PROBLEM REQUIREMENTS |
The records that follow should be retyped word for word.

EXERCISE DATA |
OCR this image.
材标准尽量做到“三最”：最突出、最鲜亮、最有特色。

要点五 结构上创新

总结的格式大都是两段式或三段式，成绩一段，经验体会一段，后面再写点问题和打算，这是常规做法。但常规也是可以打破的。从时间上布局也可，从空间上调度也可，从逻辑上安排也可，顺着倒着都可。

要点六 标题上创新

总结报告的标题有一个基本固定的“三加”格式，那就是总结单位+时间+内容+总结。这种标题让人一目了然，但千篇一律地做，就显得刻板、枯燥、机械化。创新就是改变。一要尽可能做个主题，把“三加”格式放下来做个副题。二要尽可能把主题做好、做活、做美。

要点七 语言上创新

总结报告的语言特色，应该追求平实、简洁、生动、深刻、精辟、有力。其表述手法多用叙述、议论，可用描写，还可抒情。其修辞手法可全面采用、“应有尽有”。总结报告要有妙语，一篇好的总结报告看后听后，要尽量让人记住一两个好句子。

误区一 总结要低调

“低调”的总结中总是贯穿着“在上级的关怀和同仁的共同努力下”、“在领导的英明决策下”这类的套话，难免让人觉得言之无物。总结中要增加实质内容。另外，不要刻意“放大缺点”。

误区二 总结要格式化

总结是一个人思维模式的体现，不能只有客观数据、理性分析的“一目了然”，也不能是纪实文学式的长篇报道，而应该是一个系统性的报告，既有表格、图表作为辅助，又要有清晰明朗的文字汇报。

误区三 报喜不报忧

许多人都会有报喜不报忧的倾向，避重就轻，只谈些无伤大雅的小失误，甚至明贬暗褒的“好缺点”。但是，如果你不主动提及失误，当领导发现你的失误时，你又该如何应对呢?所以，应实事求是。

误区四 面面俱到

RESPONSE TO THE EXERCISE |
OCR this image.
材标准尽量做到“三最”：最突出、最鲜亮、最有特色。

要点五 结构上创新

总结的格式大都是两段式或三段式，成绩一段，经验体会一段，后面再写点问题和打算，这是常规做法。但常规也是可以打破的。从时间上布局也可，从空间上调度也可，从逻辑上安排也可，顺着倒着都可。

要点六 标题上创新

总结报告的标题有一个基本固定的“三加”格式，那就是总结单位+时间+内容+总结。这种标题让人一目了然，但千篇一律地做，就显得刻板、枯燥、机械化。创新就是改变。一要尽可能做个主题，把“三加”格式放下来做个副题。二要尽可能把主题做好、做活、做美。

要点七 语言上创新

总结报告的语言特色，应该追求平实、简洁、生动、深刻、精辟、有力。其表述手法多用叙述、议论，可用描写，还可抒情。其修辞手法可全面采用、“应有尽有”。总结报告要有妙语，一篇好的总结报告看后听后，要尽量让人记住一两个好句子。

误区一 总结要低调

“低调”的总结中总是贯穿着“在上级的关怀和同仁的共同努力下”、“在领导的英明决策下”这类的套话，难免让人觉得言之无物。总结中要增加实质内容。另外，不要刻意“放大缺点”。

误区二 总结要格式化

总结是一个人思维模式的体现，不能只有客观数据、理性分析的“一目了然”，也不能是纪实文学式的长篇报道，而应该是一个系统性的报告，既有表格、图表作为辅助，又要有清晰明朗的文字汇报。

误区三 报喜不报忧

许多人都会有报喜不报忧的倾向，避重就轻，只谈些无伤大雅的小失误，甚至明贬暗褒的“好缺点”。但是，如果你不主动提及失误，当领导发现你的失误时，你又该如何应对呢?所以，应实事求是。

误区四 面面俱到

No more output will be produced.